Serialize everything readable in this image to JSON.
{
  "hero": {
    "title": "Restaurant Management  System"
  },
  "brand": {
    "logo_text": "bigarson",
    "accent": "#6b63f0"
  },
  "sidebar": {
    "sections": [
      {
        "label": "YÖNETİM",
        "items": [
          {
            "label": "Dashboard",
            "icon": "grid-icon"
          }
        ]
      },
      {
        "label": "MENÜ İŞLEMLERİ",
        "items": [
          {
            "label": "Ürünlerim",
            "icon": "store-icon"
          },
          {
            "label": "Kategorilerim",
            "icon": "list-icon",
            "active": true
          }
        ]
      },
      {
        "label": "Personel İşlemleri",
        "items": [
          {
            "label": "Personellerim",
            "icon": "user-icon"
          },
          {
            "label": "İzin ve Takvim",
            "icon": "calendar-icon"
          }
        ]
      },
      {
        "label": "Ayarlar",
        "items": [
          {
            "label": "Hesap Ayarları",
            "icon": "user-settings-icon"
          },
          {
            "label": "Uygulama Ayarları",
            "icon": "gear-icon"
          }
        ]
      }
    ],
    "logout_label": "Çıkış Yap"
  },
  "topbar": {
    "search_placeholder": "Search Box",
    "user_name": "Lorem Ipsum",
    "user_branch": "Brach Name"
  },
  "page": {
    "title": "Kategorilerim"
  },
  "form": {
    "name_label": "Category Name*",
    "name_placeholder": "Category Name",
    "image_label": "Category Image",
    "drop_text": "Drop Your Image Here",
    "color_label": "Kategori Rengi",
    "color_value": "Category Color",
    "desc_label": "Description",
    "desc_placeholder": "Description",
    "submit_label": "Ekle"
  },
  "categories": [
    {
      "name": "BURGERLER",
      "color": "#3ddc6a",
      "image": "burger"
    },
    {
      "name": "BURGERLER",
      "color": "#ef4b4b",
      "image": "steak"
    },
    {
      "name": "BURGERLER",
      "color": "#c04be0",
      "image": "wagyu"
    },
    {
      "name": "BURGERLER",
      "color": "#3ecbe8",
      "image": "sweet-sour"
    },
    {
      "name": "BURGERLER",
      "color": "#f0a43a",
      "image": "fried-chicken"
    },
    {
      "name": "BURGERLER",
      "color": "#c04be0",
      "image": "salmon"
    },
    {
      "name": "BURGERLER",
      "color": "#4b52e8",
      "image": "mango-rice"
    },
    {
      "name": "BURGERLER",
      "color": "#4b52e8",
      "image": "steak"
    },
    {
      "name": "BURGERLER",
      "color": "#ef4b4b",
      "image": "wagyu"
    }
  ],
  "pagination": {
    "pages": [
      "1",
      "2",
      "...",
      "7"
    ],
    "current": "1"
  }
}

---

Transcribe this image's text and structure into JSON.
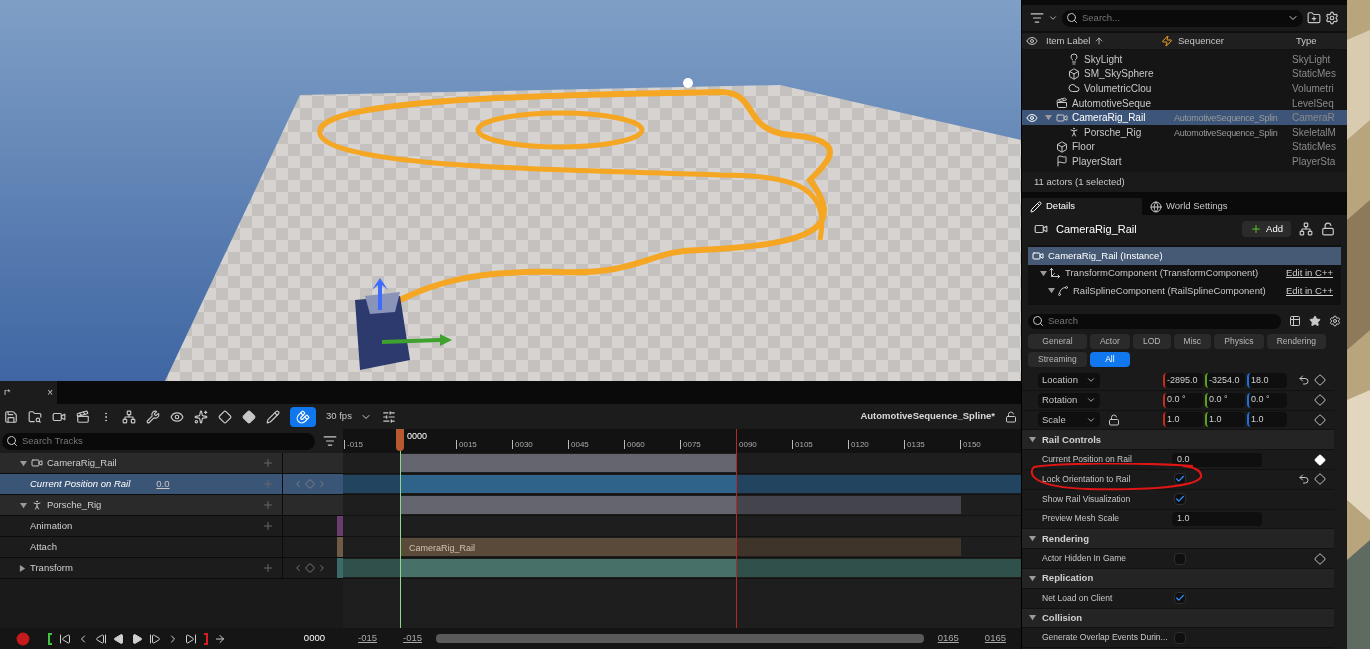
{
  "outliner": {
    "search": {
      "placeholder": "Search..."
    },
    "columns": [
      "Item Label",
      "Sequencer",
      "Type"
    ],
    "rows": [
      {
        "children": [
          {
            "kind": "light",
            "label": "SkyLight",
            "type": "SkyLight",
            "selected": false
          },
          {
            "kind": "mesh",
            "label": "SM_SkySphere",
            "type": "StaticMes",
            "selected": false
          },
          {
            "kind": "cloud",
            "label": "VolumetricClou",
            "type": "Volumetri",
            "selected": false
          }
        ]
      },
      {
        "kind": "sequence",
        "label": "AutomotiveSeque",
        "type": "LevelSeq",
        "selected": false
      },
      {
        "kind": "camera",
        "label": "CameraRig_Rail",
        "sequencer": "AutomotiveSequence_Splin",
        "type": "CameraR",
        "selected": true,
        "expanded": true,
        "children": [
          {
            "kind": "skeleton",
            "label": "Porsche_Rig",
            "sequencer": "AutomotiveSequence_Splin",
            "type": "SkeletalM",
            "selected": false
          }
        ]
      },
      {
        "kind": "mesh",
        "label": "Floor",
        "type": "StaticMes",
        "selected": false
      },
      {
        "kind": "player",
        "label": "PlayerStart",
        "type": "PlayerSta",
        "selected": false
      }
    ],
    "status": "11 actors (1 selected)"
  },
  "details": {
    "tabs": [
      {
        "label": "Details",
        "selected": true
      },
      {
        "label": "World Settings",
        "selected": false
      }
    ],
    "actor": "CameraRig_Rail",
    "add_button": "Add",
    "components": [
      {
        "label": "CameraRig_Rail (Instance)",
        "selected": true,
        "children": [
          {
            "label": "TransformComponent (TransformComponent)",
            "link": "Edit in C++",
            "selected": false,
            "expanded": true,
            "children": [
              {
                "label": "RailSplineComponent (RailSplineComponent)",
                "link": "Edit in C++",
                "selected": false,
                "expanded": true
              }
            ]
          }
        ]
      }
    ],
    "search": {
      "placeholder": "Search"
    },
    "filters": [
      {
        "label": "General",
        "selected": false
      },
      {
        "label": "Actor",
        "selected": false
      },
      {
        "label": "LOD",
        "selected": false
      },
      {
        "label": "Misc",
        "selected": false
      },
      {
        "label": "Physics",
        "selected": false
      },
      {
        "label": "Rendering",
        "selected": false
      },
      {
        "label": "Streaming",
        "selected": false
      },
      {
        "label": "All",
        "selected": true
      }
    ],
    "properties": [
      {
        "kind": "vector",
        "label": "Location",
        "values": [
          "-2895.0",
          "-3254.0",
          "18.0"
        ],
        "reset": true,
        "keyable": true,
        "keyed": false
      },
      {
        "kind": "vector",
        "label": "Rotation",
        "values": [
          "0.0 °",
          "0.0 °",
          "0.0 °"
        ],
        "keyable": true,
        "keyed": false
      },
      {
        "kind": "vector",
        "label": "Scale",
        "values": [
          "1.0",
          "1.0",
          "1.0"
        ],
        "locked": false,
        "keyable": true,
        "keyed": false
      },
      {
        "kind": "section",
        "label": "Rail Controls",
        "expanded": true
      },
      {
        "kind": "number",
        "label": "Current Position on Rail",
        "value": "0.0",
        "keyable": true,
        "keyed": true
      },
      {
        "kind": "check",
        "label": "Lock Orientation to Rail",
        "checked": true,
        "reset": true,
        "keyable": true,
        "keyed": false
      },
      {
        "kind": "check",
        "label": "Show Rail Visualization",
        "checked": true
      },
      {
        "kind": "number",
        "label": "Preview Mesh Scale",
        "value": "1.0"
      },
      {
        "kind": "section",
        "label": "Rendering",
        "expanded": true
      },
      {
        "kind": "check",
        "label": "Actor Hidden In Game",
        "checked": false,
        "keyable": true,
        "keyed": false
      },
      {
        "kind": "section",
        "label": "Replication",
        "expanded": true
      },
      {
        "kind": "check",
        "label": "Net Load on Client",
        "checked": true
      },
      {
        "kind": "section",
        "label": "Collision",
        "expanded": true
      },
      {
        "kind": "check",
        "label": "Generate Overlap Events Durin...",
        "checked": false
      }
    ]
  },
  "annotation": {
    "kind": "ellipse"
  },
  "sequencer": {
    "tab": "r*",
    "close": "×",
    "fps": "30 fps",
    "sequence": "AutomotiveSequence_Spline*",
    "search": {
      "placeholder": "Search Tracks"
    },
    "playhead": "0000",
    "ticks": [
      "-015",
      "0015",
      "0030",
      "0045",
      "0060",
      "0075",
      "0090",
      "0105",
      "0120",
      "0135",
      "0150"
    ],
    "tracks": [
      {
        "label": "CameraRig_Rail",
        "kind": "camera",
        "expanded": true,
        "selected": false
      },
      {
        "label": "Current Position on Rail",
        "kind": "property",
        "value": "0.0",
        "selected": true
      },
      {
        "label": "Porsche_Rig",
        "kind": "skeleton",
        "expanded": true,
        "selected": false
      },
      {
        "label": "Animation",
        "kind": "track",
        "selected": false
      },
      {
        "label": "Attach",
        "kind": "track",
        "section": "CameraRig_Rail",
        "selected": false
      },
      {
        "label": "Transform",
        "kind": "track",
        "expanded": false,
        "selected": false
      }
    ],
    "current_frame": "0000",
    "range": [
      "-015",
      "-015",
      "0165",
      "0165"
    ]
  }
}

▶ GIVEN PROBLEM
Copy out every line holding the string "Scale".

▶ COMPLETED EXERCISE
        "label": "Scale",
        "label": "Preview Mesh Scale",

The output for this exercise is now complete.